§ **Exercise description**
Keep only the lines where "value" appears.

§ **Data shown**
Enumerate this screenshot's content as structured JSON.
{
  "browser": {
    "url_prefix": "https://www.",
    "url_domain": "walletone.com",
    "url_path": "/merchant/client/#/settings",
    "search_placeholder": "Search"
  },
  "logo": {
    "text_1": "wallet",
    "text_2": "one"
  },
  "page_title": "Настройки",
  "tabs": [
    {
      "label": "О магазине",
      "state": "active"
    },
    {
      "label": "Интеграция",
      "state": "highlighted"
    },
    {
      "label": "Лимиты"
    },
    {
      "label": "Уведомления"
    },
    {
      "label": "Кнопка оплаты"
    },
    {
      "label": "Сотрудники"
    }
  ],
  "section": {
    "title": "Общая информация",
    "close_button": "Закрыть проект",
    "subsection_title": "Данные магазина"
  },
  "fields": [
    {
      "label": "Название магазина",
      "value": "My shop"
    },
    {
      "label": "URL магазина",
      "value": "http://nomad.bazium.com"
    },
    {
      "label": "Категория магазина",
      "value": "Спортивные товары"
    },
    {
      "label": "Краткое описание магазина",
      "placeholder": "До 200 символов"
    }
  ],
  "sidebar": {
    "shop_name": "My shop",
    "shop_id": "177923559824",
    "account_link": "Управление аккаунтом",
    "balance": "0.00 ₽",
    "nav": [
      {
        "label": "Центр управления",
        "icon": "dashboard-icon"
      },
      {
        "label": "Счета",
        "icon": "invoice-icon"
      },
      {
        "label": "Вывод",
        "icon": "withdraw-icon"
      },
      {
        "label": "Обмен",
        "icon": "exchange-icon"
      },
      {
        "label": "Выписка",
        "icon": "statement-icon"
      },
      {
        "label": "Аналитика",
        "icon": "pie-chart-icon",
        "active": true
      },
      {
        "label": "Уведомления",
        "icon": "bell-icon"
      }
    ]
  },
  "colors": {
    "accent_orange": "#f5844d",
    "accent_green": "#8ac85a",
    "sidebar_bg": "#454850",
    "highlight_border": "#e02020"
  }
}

§ **Output for this task**
      "value": "My shop"
      "value": "http://nomad.bazium.com"
      "value": "Спортивные товары"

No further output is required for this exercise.